(Extracted records)
- - - - - - -
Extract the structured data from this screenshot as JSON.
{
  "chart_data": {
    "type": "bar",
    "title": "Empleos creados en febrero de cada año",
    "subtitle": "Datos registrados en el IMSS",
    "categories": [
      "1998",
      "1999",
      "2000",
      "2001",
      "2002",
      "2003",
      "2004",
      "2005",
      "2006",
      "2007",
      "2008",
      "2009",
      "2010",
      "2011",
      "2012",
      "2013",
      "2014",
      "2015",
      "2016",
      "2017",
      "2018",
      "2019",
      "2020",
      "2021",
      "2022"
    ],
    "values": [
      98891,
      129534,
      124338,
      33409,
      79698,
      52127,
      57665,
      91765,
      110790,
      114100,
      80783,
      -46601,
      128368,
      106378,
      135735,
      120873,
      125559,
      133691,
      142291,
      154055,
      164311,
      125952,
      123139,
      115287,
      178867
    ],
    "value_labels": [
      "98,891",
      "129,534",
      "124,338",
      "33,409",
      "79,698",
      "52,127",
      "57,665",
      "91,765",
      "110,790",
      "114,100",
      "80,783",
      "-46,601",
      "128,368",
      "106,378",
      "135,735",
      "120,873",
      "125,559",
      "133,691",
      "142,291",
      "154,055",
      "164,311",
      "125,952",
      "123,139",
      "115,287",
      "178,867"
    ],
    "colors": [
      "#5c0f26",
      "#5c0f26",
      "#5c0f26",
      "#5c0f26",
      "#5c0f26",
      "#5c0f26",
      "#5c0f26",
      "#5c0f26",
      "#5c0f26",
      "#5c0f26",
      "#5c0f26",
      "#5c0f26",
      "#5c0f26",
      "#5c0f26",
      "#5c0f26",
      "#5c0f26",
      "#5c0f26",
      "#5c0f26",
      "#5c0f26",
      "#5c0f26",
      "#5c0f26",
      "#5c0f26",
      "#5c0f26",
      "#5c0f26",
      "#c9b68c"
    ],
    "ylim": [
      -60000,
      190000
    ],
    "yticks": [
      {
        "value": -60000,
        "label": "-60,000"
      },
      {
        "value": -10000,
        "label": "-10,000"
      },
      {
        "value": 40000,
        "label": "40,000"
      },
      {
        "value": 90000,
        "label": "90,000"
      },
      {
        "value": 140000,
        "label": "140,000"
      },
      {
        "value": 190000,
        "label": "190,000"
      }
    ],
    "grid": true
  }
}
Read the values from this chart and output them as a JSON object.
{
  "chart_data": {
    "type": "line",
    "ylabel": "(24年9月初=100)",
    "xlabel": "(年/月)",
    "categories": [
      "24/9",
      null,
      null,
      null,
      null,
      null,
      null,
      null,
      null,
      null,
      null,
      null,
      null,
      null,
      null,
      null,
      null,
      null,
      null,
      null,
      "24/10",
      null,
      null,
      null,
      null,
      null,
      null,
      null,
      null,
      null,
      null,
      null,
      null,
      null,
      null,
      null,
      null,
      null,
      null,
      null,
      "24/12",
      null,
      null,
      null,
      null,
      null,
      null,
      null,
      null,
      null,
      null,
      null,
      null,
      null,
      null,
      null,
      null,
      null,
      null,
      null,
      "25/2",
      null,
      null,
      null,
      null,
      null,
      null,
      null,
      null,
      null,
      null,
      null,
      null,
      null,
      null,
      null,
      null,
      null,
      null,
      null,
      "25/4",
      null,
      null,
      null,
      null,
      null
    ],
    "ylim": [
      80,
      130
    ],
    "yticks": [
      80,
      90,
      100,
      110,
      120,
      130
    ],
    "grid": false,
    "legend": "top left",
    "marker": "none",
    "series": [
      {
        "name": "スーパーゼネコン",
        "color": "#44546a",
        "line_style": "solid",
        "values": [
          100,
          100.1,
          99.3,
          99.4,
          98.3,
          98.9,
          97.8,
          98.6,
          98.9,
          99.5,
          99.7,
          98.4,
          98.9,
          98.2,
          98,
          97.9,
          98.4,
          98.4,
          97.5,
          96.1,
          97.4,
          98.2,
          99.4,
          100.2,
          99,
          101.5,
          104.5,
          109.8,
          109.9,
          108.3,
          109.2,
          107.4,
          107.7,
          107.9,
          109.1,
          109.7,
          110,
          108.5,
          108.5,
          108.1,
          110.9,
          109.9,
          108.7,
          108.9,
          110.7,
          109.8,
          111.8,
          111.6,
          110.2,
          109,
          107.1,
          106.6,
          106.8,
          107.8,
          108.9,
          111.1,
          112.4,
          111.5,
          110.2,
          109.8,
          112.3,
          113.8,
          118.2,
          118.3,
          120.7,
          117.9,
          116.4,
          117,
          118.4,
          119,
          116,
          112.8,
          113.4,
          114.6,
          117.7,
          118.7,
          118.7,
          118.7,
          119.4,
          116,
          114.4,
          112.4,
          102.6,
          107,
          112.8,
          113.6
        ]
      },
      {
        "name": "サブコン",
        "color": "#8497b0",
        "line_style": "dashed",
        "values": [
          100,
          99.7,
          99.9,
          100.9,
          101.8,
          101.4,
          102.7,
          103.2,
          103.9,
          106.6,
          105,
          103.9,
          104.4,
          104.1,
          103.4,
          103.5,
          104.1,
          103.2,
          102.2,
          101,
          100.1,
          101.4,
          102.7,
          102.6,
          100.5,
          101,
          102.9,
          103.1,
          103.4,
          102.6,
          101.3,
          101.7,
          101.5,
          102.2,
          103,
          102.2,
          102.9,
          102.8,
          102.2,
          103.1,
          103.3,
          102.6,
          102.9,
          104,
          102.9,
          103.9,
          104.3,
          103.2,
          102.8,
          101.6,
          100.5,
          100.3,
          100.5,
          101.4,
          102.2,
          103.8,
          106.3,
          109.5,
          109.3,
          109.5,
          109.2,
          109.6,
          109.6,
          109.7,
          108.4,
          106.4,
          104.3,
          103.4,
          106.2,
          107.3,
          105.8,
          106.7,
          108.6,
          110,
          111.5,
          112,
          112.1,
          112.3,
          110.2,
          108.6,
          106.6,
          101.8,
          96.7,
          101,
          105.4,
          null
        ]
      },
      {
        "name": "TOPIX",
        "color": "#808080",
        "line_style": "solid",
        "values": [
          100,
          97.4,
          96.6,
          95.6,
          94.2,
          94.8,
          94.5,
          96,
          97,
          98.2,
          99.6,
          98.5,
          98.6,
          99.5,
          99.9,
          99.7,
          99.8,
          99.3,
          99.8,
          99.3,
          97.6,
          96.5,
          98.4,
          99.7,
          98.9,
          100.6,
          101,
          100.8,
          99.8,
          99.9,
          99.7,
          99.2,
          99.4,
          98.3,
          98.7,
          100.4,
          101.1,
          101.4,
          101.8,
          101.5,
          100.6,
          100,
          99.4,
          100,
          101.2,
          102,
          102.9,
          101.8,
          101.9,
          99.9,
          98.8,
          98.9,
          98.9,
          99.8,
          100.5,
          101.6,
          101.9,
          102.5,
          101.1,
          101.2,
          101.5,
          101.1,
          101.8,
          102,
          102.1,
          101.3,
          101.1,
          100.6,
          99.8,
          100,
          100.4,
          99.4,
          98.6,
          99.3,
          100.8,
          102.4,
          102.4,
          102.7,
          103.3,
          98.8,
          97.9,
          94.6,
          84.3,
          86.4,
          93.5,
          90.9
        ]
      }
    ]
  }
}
- - - - - - -
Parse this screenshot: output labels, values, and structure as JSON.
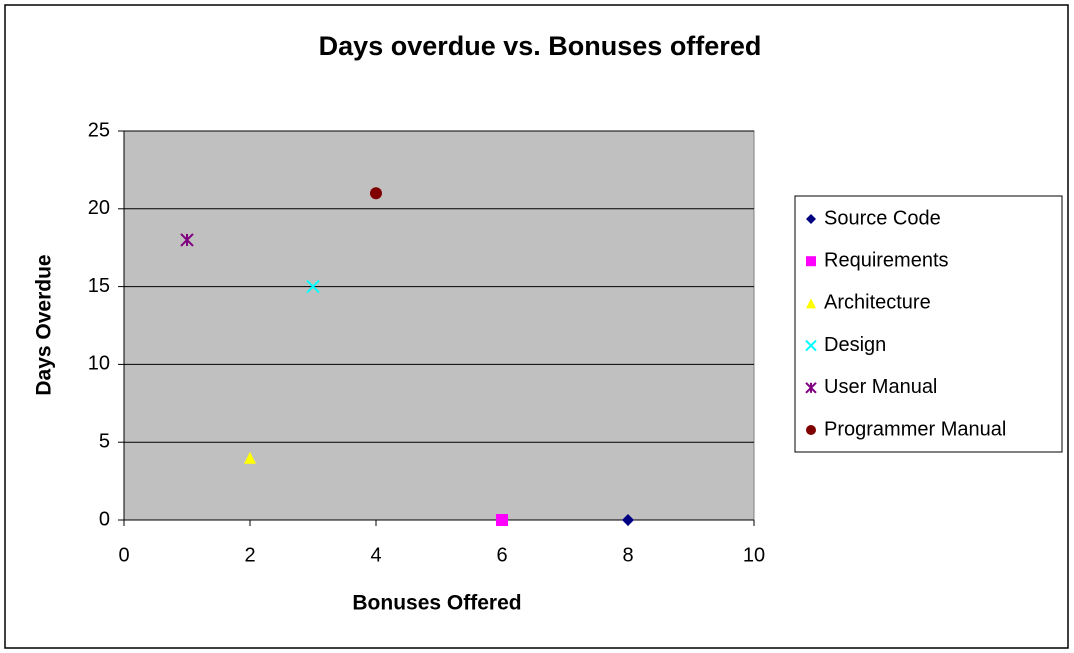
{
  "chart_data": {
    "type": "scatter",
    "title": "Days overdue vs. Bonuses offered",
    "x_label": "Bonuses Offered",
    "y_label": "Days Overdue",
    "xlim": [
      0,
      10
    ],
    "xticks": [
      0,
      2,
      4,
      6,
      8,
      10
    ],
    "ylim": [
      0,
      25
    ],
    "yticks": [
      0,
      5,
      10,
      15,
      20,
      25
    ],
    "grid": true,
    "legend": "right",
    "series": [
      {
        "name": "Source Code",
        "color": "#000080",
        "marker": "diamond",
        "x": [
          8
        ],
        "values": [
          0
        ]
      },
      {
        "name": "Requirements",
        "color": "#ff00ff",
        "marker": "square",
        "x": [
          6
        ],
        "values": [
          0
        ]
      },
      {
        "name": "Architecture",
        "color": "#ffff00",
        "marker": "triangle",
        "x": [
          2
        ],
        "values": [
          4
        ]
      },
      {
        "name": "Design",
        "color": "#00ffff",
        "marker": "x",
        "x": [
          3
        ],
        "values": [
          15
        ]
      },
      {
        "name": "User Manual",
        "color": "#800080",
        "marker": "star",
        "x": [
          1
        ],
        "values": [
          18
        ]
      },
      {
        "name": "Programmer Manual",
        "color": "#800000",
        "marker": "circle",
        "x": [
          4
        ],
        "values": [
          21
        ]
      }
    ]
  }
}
- - - - - - -
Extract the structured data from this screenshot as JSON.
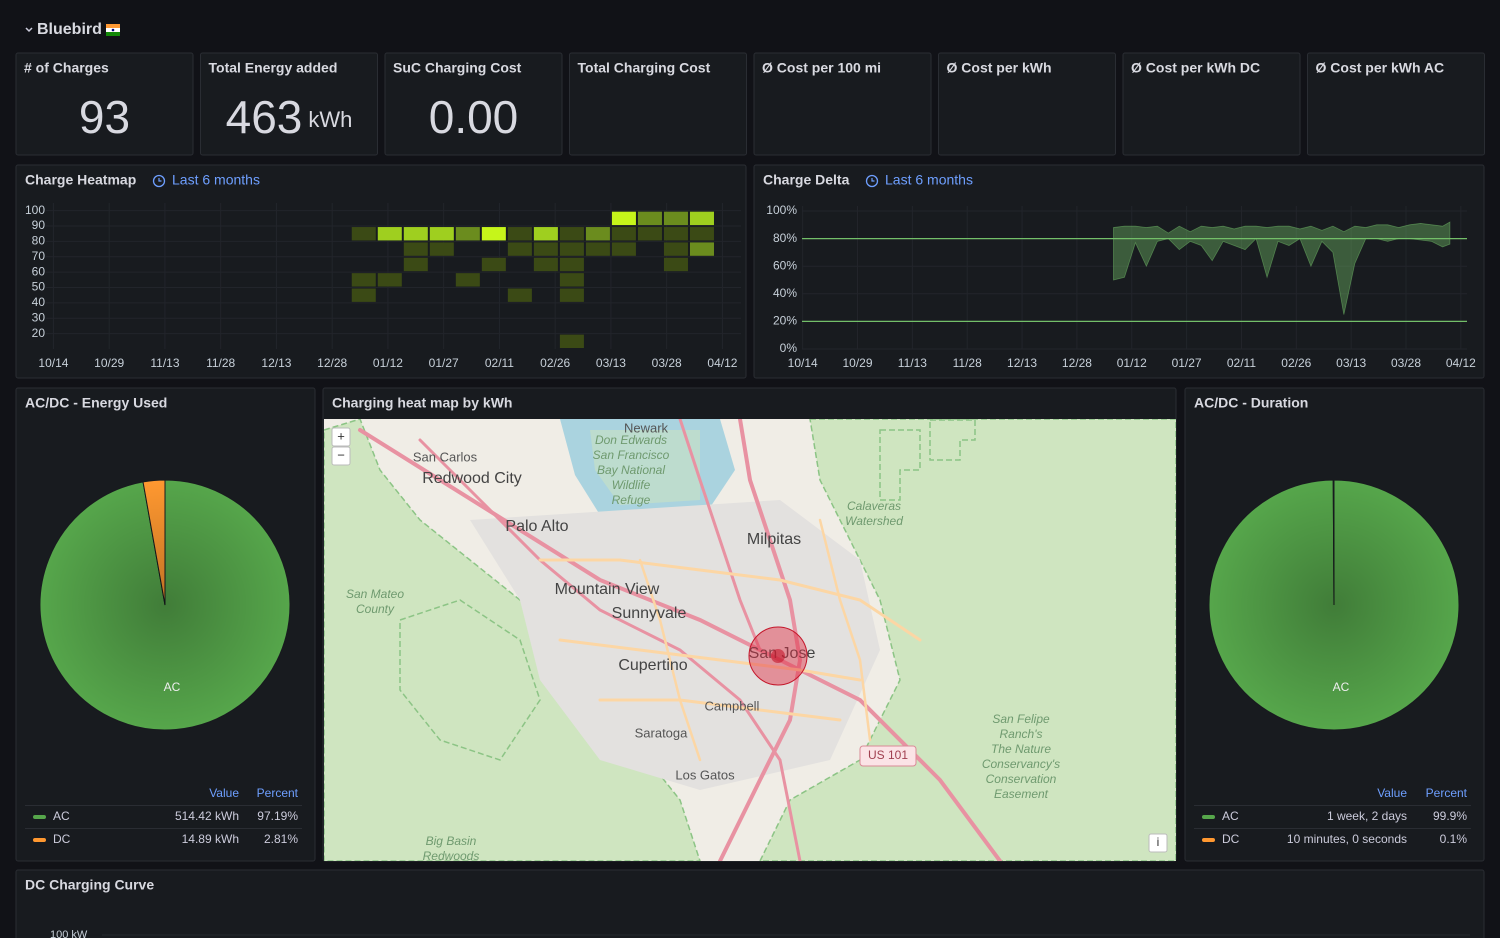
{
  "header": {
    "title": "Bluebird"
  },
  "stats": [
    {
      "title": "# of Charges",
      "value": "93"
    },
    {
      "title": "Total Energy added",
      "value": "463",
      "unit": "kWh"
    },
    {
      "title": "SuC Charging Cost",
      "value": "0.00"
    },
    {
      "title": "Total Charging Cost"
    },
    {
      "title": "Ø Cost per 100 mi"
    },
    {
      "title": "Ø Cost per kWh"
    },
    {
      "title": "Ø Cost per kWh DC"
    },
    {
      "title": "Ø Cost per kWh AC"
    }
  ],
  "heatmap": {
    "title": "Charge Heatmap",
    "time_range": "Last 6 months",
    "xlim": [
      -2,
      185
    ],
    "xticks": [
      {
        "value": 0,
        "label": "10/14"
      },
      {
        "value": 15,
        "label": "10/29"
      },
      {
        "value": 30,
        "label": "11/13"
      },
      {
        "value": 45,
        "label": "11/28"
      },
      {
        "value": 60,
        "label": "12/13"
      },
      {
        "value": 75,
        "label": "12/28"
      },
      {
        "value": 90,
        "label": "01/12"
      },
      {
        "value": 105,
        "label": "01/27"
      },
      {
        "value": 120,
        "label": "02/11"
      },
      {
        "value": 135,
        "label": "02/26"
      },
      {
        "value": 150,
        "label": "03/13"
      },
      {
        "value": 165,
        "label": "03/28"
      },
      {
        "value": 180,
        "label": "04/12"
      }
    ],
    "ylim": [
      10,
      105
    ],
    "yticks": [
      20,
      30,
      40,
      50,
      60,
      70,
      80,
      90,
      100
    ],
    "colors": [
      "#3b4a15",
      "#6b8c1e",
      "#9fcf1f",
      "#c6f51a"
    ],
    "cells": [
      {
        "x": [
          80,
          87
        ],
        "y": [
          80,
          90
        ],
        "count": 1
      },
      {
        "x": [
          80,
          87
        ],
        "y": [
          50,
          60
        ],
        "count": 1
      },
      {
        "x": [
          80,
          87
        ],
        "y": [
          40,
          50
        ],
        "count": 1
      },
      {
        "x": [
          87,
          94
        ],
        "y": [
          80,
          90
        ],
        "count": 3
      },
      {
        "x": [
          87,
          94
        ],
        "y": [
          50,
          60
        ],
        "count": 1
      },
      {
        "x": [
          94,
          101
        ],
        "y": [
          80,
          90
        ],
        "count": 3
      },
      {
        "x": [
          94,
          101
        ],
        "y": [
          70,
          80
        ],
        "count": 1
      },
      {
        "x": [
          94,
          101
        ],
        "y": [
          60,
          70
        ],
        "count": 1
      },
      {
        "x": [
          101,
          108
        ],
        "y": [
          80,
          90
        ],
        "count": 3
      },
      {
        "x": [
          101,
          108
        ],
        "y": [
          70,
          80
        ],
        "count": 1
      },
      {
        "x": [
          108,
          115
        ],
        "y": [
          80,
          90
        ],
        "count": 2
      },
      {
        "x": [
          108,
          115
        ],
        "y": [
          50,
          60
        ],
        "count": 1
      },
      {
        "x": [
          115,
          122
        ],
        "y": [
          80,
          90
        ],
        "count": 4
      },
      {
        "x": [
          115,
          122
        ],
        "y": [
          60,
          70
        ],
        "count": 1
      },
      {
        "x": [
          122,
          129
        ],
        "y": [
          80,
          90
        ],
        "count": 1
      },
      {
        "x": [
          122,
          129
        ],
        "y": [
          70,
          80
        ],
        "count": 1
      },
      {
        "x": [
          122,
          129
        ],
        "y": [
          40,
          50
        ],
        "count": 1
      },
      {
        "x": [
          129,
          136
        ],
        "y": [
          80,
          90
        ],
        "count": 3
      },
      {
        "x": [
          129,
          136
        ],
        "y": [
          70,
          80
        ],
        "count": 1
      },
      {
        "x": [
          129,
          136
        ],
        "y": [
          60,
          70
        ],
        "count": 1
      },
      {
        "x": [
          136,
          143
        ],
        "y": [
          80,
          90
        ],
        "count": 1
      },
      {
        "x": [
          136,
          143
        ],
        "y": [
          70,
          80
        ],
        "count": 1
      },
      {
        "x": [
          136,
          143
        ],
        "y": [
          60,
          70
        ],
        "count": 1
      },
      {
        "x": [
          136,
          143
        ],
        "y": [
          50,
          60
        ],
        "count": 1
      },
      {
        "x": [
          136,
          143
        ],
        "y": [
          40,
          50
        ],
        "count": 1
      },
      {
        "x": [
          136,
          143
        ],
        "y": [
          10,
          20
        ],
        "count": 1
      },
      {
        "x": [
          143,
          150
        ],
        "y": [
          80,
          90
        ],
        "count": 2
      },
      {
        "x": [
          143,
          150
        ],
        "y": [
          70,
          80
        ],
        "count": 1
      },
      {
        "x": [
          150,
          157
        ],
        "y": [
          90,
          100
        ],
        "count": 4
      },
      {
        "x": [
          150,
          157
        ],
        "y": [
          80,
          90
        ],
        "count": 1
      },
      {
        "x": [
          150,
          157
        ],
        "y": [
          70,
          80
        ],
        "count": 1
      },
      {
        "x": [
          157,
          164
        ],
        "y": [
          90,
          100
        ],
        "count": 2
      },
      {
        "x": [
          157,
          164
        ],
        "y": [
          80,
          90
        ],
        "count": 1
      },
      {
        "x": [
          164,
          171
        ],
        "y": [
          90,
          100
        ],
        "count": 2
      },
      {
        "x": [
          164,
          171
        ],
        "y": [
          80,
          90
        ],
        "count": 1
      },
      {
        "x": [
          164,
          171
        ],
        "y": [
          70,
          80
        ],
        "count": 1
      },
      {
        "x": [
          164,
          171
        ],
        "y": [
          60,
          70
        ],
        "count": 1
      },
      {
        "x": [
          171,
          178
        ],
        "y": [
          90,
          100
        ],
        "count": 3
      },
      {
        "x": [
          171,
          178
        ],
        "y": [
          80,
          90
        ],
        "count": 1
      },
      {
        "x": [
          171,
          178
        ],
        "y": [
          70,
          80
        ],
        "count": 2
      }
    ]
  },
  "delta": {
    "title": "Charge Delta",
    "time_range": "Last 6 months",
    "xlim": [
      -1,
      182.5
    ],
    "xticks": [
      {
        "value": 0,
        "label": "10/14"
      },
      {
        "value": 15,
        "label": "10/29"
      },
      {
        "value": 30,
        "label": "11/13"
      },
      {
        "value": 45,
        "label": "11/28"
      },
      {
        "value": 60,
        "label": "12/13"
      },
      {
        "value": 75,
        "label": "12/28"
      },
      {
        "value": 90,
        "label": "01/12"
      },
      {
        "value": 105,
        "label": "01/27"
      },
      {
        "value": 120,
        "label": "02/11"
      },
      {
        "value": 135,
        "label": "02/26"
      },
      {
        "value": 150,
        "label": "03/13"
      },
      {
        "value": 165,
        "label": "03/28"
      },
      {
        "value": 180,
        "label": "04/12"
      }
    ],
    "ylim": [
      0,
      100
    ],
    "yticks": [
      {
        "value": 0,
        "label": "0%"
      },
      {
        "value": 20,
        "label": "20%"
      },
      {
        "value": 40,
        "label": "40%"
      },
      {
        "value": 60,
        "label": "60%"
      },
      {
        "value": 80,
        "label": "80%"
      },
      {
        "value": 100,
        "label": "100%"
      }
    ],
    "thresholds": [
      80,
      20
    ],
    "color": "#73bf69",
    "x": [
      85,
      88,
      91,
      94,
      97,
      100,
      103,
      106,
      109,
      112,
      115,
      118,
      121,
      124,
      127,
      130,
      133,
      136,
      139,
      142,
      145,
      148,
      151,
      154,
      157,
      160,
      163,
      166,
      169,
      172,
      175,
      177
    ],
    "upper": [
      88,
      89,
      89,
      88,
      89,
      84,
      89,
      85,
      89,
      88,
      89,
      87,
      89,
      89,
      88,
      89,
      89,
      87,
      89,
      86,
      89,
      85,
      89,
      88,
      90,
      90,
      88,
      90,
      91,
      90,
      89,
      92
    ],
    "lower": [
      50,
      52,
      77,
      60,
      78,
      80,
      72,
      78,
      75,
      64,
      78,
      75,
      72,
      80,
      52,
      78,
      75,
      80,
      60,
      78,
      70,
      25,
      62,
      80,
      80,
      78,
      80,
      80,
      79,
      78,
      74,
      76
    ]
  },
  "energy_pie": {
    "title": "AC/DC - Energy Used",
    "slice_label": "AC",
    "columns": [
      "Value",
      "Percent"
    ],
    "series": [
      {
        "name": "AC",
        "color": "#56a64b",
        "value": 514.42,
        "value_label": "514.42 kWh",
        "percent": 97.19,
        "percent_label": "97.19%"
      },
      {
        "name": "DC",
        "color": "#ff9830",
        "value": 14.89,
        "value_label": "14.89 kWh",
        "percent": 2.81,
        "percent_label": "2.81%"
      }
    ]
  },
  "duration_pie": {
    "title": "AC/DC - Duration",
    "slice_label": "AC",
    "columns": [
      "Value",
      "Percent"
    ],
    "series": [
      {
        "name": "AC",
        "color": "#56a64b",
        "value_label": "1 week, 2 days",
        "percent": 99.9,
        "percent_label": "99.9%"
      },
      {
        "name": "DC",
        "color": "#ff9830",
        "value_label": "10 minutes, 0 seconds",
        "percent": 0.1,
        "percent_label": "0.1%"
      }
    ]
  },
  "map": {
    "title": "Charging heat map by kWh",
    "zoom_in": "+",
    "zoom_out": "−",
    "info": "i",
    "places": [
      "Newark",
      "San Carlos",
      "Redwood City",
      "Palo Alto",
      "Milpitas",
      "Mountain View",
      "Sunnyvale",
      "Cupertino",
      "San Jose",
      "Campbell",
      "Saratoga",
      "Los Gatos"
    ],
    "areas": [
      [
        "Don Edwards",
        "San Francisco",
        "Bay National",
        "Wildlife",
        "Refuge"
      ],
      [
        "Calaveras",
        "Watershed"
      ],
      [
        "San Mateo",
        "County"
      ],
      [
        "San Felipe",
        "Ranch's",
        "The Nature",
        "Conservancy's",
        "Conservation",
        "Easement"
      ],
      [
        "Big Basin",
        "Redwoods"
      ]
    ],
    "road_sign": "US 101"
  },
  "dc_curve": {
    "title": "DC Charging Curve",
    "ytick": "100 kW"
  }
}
- - - - - - -
- What this task involves
Of the lines in the listing above, how many hold the string "output"? Reply with the number only.

- Answer to this problem
2